• Aim of the task
Note each line where "independent" appears, and copy it.

• Dataset
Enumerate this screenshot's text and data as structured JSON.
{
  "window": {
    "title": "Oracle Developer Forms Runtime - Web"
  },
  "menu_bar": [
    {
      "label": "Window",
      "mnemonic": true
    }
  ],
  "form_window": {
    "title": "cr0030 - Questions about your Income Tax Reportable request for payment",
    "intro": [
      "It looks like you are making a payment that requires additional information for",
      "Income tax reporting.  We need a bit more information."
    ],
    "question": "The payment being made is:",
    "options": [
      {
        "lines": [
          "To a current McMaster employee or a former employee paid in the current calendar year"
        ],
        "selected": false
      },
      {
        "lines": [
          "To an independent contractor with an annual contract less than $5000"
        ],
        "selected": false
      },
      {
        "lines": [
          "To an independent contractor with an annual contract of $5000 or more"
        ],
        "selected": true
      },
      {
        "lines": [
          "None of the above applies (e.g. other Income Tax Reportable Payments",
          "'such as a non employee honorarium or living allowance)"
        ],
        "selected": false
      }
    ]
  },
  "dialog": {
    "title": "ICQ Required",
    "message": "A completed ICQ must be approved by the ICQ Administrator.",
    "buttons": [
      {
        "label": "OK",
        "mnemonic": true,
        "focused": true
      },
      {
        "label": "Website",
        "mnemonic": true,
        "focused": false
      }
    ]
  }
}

• Reply
          "To an independent contractor with an annual contract less than $5000"
          "To an independent contractor with an annual contract of $5000 or more"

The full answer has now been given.